[Collected data]

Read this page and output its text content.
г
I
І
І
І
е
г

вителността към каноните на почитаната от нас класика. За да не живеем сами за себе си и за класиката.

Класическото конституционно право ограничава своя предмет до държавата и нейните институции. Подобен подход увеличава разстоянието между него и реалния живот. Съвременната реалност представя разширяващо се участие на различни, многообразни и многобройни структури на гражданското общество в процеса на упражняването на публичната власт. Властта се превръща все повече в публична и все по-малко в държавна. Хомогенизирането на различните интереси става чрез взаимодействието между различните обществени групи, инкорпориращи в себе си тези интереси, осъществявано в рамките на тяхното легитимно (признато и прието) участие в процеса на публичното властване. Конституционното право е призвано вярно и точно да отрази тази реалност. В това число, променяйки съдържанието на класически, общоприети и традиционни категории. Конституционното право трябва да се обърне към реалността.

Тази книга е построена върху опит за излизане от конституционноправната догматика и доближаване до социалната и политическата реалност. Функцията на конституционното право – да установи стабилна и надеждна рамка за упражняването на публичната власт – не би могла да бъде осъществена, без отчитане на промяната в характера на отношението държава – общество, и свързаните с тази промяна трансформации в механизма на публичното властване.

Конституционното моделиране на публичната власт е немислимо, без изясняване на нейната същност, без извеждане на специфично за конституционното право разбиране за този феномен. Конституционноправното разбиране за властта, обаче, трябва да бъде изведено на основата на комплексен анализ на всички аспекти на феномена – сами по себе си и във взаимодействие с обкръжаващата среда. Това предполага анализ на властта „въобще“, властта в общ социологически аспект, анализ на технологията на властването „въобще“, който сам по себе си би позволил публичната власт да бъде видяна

## TASK GOAL
Reproduce the records in full, exactly as written.

## TASK ANSWER
Read this page and output its text content.
г
I
І
І
І
е
г

вителността към каноните на почитаната от нас класика. За да не живеем сами за себе си и за класиката.

Класическото конституционно право ограничава своя предмет до държавата и нейните институции. Подобен подход увеличава разстоянието между него и реалния живот. Съвременната реалност представя разширяващо се участие на различни, многообразни и многобройни структури на гражданското общество в процеса на упражняването на публичната власт. Властта се превръща все повече в публична и все по-малко в държавна. Хомогенизирането на различните интереси става чрез взаимодействието между различните обществени групи, инкорпориращи в себе си тези интереси, осъществявано в рамките на тяхното легитимно (признато и прието) участие в процеса на публичното властване. Конституционното право е призвано вярно и точно да отрази тази реалност. В това число, променяйки съдържанието на класически, общоприети и традиционни категории. Конституционното право трябва да се обърне към реалността.

Тази книга е построена върху опит за излизане от конституционноправната догматика и доближаване до социалната и политическата реалност. Функцията на конституционното право – да установи стабилна и надеждна рамка за упражняването на публичната власт – не би могла да бъде осъществена, без отчитане на промяната в характера на отношението държава – общество, и свързаните с тази промяна трансформации в механизма на публичното властване.

Конституционното моделиране на публичната власт е немислимо, без изясняване на нейната същност, без извеждане на специфично за конституционното право разбиране за този феномен. Конституционноправното разбиране за властта, обаче, трябва да бъде изведено на основата на комплексен анализ на всички аспекти на феномена – сами по себе си и във взаимодействие с обкръжаващата среда. Това предполага анализ на властта „въобще“, властта в общ социологически аспект, анализ на технологията на властването „въобще“, който сам по себе си би позволил публичната власт да бъде видяна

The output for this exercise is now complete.